RECORDS >>
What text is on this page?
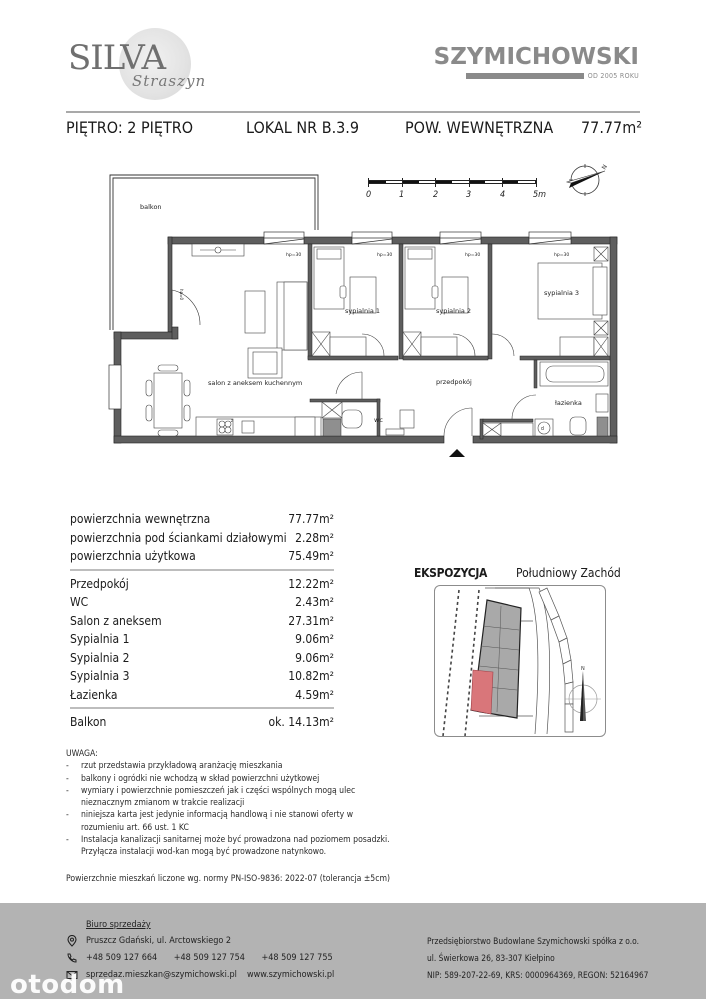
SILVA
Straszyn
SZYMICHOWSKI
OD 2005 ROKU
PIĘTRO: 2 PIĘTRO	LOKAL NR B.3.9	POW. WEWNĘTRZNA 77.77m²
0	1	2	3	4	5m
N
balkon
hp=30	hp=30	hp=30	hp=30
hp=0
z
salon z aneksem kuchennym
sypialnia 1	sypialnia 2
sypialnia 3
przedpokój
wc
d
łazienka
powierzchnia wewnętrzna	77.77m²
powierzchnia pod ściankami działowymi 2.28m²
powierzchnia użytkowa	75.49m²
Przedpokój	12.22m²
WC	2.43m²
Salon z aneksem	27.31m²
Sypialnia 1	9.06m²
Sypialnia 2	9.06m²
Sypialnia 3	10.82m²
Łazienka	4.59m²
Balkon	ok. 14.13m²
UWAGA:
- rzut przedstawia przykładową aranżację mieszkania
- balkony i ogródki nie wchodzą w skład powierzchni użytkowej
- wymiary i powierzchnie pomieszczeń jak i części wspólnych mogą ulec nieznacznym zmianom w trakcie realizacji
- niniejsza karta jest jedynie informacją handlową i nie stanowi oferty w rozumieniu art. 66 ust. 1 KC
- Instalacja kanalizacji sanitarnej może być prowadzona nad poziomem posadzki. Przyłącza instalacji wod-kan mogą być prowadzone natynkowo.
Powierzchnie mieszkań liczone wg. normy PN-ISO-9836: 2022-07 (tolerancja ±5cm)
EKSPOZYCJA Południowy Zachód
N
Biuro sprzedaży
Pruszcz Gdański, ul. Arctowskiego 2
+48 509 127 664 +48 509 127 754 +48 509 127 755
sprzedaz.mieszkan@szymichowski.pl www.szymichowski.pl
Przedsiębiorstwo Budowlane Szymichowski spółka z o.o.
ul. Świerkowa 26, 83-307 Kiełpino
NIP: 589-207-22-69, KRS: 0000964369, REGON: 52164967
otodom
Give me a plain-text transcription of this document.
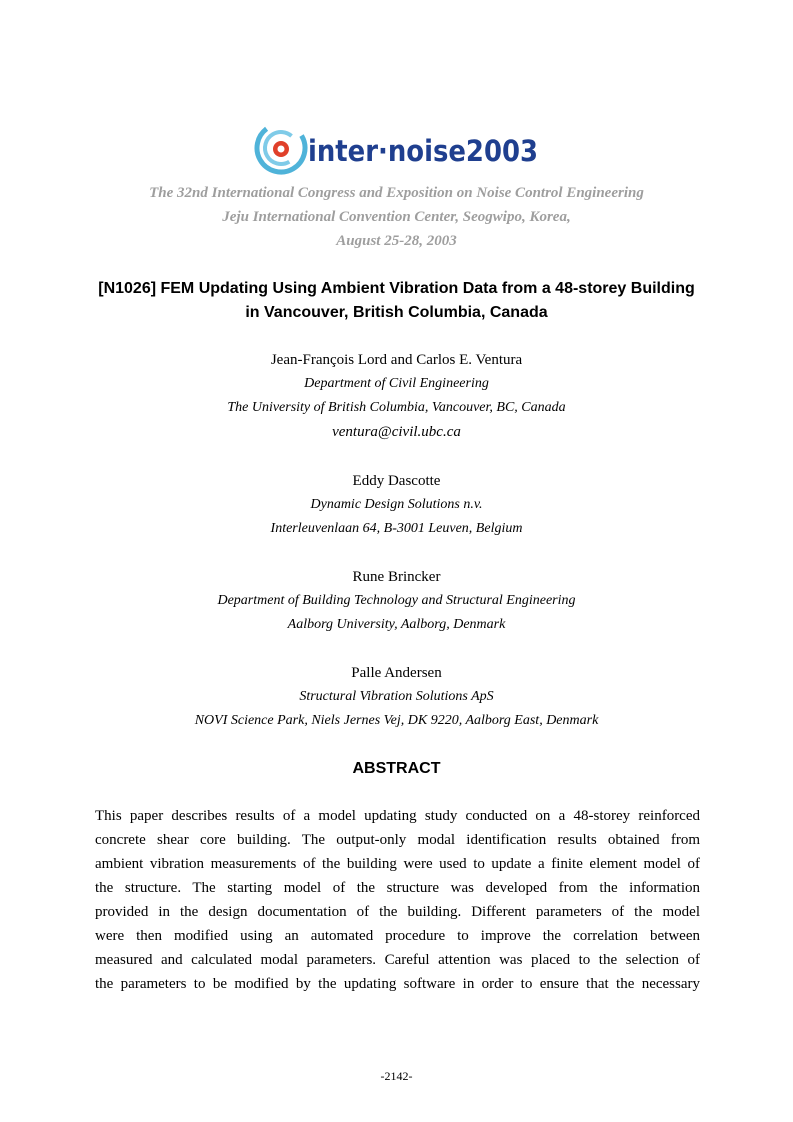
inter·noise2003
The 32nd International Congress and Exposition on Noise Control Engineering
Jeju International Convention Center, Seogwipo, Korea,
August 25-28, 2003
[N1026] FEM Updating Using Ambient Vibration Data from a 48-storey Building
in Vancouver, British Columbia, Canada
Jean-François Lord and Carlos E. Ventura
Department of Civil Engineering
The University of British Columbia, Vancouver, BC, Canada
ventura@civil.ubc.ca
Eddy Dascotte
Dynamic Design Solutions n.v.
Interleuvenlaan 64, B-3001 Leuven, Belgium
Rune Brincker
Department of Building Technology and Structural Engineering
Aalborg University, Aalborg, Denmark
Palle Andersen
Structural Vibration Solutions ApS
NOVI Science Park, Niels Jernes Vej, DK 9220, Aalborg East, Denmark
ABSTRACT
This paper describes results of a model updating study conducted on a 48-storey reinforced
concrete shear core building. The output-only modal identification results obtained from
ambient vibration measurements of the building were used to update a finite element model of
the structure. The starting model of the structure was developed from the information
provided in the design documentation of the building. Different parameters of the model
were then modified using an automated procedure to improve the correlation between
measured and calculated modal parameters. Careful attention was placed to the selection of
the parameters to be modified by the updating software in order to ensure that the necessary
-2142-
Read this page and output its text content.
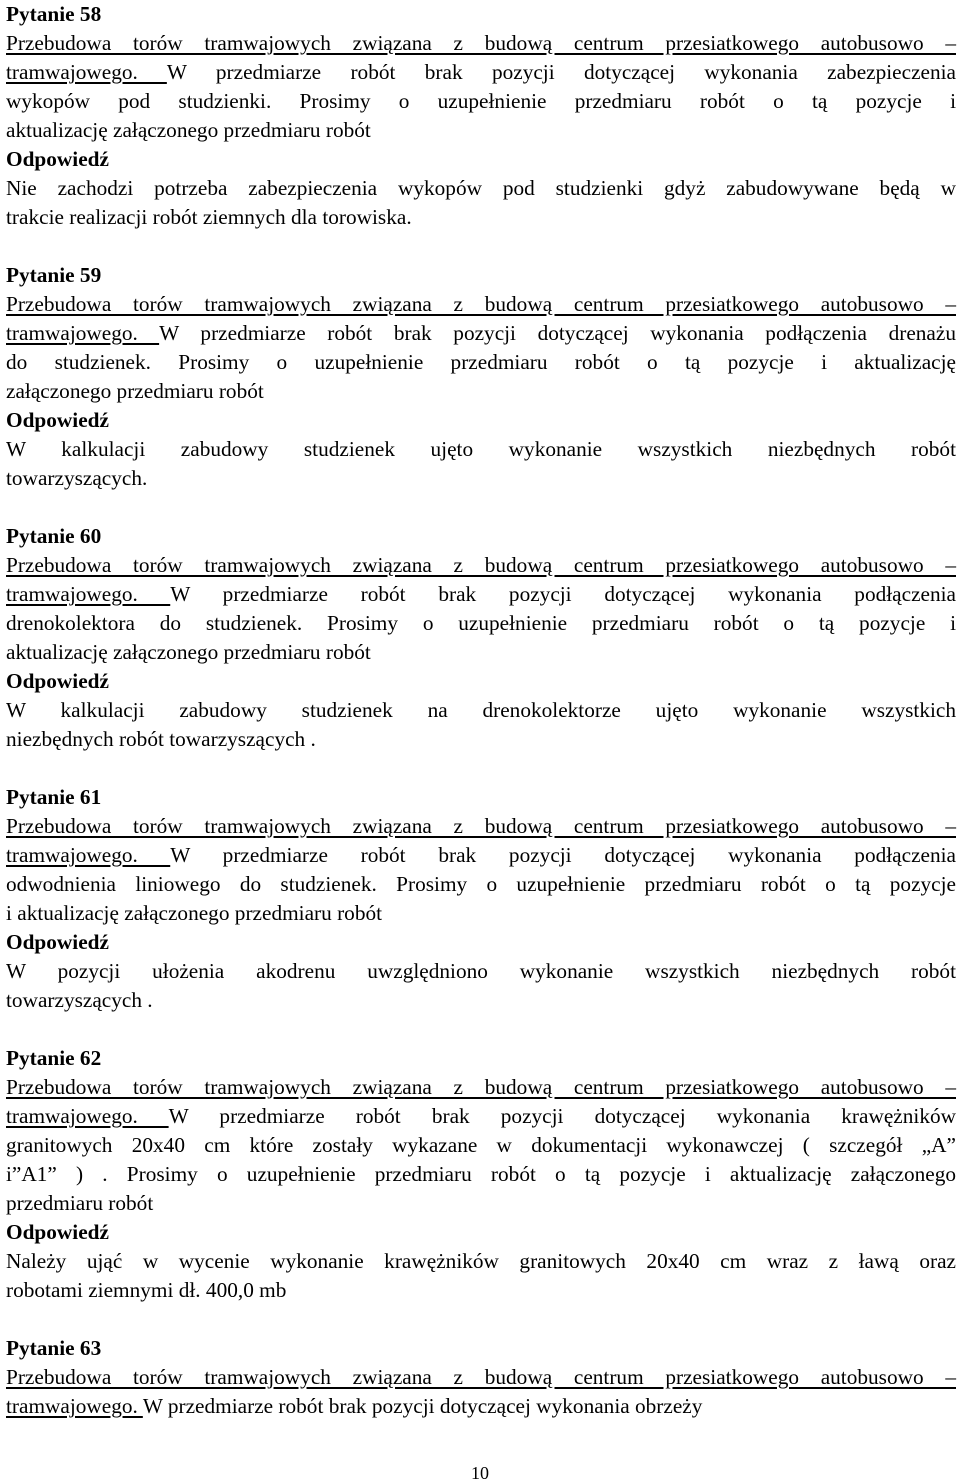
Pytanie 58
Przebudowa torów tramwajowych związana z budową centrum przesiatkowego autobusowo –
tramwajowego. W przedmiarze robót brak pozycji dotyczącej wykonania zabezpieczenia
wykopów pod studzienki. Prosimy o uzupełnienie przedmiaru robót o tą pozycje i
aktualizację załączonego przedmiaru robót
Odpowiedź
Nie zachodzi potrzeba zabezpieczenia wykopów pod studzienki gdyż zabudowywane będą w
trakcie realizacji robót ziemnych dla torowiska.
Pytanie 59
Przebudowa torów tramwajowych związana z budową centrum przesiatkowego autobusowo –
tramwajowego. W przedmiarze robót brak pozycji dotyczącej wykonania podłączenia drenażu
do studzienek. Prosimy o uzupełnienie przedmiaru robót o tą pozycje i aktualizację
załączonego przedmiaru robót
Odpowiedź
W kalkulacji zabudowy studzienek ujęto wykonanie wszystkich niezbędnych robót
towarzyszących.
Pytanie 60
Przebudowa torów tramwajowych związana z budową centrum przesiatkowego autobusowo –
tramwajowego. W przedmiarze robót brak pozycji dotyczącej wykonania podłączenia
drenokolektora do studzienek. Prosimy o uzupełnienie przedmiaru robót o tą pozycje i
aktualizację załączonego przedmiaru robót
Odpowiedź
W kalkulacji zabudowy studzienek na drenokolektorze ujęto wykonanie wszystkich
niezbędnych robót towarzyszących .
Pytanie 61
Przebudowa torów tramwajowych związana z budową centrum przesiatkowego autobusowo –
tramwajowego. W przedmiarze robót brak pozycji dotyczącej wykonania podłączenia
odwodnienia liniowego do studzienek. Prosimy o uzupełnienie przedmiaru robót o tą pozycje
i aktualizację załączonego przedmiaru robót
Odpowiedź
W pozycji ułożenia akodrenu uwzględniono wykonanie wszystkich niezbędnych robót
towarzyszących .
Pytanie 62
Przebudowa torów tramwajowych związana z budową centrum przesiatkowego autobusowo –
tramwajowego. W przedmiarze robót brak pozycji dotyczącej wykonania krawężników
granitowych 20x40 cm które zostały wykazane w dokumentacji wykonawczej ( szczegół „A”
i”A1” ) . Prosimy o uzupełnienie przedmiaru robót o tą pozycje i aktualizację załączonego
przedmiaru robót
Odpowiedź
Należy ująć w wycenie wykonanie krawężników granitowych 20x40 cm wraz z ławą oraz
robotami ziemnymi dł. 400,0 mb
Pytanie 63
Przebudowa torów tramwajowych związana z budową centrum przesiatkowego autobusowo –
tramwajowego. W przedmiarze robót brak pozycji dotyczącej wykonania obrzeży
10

SET PROBLEM >> Wherever a line in the data above holds "wykopów", copy that line.

COMPLETED EXERCISE >>
wykopów pod studzienki. Prosimy o uzupełnienie przedmiaru robót o tą pozycje i
Nie zachodzi potrzeba zabezpieczenia wykopów pod studzienki gdyż zabudowywane będą w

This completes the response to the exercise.